REQUIREMENTS ▸ Give the material once more, word for word, without any images.

(Dataset items)
━━━━━━━━━━━━━━━━━━━━━━━━━━━━━━
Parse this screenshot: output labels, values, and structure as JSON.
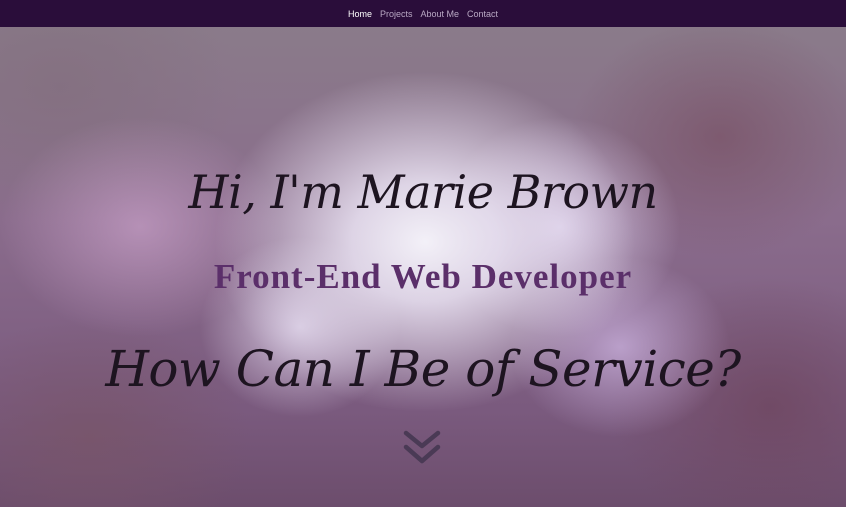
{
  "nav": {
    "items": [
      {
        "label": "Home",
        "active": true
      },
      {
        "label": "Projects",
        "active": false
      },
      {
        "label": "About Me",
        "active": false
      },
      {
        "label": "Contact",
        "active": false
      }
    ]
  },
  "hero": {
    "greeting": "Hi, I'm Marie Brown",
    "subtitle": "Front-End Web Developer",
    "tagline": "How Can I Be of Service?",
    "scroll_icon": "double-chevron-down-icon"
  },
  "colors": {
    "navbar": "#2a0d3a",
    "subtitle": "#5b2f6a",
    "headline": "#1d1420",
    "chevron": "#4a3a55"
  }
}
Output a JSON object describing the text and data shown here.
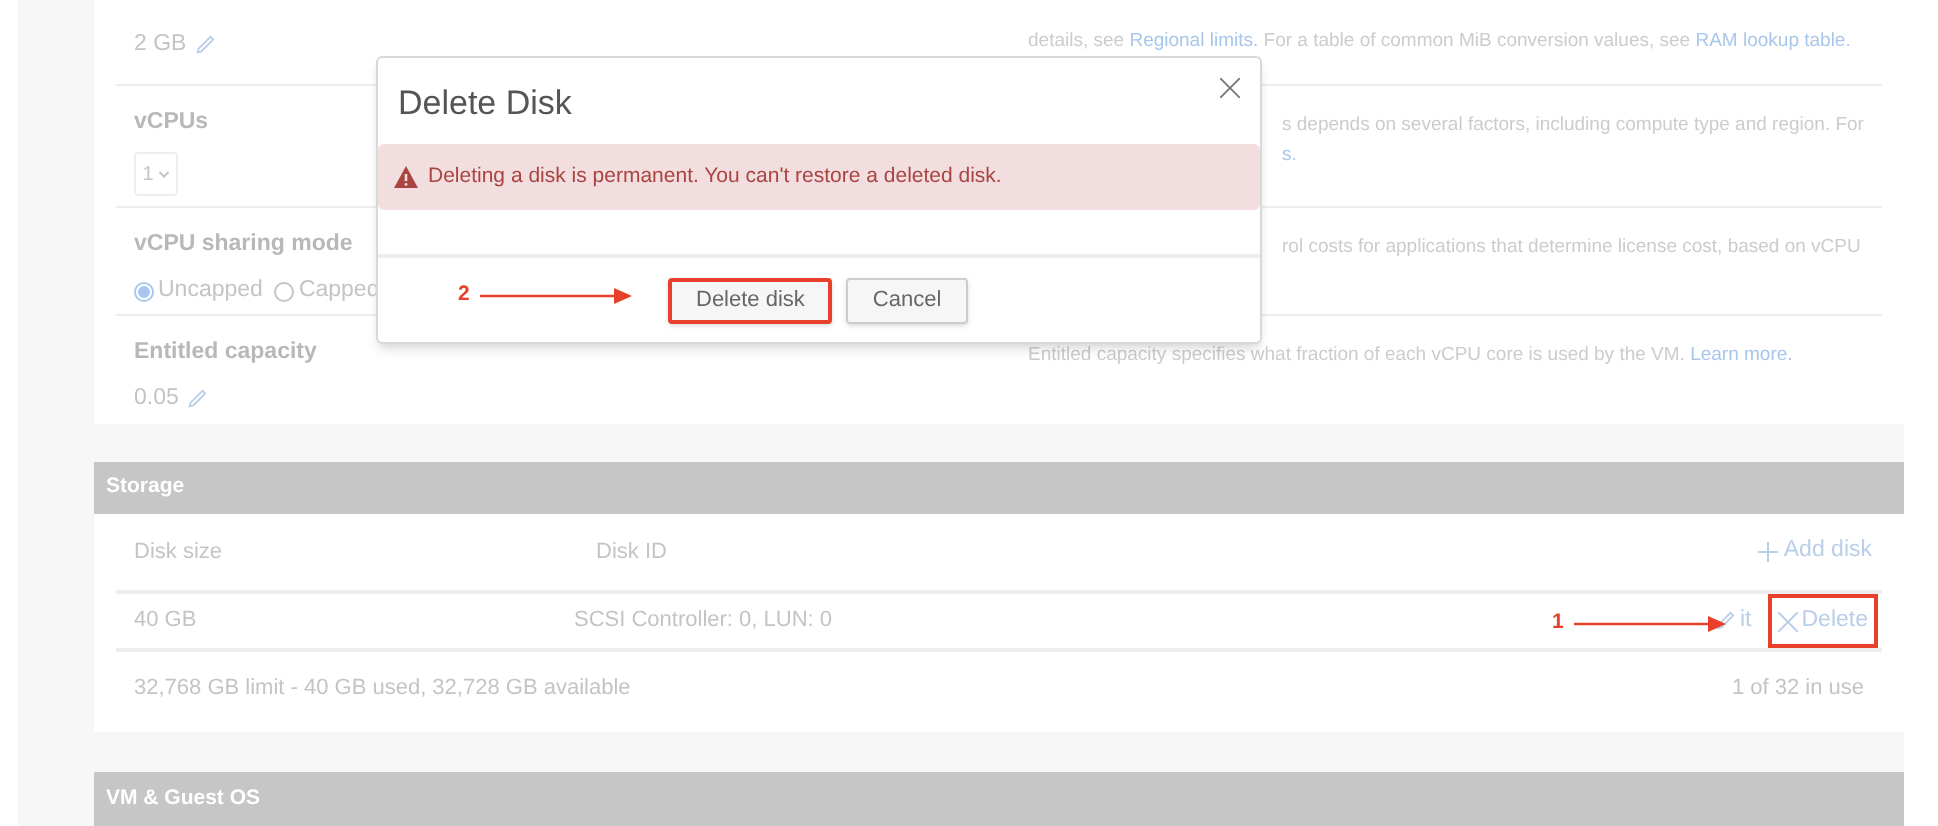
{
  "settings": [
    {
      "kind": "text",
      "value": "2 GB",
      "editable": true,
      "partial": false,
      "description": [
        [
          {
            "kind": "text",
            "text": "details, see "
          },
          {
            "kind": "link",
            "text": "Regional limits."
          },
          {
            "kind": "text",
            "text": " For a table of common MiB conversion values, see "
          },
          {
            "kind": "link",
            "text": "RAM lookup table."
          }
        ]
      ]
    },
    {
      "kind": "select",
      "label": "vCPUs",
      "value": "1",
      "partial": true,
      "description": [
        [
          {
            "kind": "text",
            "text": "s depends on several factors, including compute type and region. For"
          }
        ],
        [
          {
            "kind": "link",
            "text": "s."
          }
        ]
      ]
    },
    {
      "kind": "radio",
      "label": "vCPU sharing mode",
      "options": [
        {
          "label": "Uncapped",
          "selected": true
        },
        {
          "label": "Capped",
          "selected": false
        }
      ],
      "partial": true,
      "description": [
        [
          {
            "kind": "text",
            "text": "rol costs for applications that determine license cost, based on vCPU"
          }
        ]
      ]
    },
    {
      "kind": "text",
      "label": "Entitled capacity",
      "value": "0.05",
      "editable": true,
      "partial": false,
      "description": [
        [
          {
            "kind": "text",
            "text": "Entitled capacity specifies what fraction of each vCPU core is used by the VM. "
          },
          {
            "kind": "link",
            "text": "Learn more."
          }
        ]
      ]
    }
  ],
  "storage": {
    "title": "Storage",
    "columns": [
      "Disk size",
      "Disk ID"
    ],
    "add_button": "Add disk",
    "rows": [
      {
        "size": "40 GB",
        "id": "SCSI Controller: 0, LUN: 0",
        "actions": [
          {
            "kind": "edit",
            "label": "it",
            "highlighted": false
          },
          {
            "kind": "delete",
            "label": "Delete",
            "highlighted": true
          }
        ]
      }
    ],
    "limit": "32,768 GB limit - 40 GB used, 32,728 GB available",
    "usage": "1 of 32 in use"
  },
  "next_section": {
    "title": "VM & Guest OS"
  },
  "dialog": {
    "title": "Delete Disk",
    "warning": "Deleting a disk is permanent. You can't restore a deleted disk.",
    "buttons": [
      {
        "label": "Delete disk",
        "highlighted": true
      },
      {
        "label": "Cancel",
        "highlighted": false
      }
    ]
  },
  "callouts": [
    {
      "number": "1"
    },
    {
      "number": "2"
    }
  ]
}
━━━━━━━━━━━━━━━━━━━━━━━━━━━━━━
ANSWER TO THIS TASK ▸
Parse this screenshot: output labels, values, and structure as JSON.
{
  "nav": {
    "items": [
      {
        "label": "Home",
        "active": true
      },
      {
        "label": "Projects",
        "active": false
      },
      {
        "label": "About Me",
        "active": false
      },
      {
        "label": "Contact",
        "active": false
      }
    ]
  },
  "hero": {
    "greeting": "Hi, I'm Marie Brown",
    "subtitle": "Front-End Web Developer",
    "tagline": "How Can I Be of Service?",
    "scroll_icon": "double-chevron-down-icon"
  },
  "colors": {
    "navbar": "#2a0d3a",
    "subtitle": "#5b2f6a",
    "headline": "#1d1420",
    "chevron": "#4a3a55"
  }
}
Output a JSON object describing the text and data shown here.
{
  "settings": [
    {
      "kind": "text",
      "value": "2 GB",
      "editable": true,
      "partial": false,
      "description": [
        [
          {
            "kind": "text",
            "text": "details, see "
          },
          {
            "kind": "link",
            "text": "Regional limits."
          },
          {
            "kind": "text",
            "text": " For a table of common MiB conversion values, see "
          },
          {
            "kind": "link",
            "text": "RAM lookup table."
          }
        ]
      ]
    },
    {
      "kind": "select",
      "label": "vCPUs",
      "value": "1",
      "partial": true,
      "description": [
        [
          {
            "kind": "text",
            "text": "s depends on several factors, including compute type and region. For"
          }
        ],
        [
          {
            "kind": "link",
            "text": "s."
          }
        ]
      ]
    },
    {
      "kind": "radio",
      "label": "vCPU sharing mode",
      "options": [
        {
          "label": "Uncapped",
          "selected": true
        },
        {
          "label": "Capped",
          "selected": false
        }
      ],
      "partial": true,
      "description": [
        [
          {
            "kind": "text",
            "text": "rol costs for applications that determine license cost, based on vCPU"
          }
        ]
      ]
    },
    {
      "kind": "text",
      "label": "Entitled capacity",
      "value": "0.05",
      "editable": true,
      "partial": false,
      "description": [
        [
          {
            "kind": "text",
            "text": "Entitled capacity specifies what fraction of each vCPU core is used by the VM. "
          },
          {
            "kind": "link",
            "text": "Learn more."
          }
        ]
      ]
    }
  ],
  "storage": {
    "title": "Storage",
    "columns": [
      "Disk size",
      "Disk ID"
    ],
    "add_button": "Add disk",
    "rows": [
      {
        "size": "40 GB",
        "id": "SCSI Controller: 0, LUN: 0",
        "actions": [
          {
            "kind": "edit",
            "label": "it",
            "highlighted": false
          },
          {
            "kind": "delete",
            "label": "Delete",
            "highlighted": true
          }
        ]
      }
    ],
    "limit": "32,768 GB limit - 40 GB used, 32,728 GB available",
    "usage": "1 of 32 in use"
  },
  "next_section": {
    "title": "VM & Guest OS"
  },
  "dialog": {
    "title": "Delete Disk",
    "warning": "Deleting a disk is permanent. You can't restore a deleted disk.",
    "buttons": [
      {
        "label": "Delete disk",
        "highlighted": true
      },
      {
        "label": "Cancel",
        "highlighted": false
      }
    ]
  },
  "callouts": [
    {
      "number": "1"
    },
    {
      "number": "2"
    }
  ]
}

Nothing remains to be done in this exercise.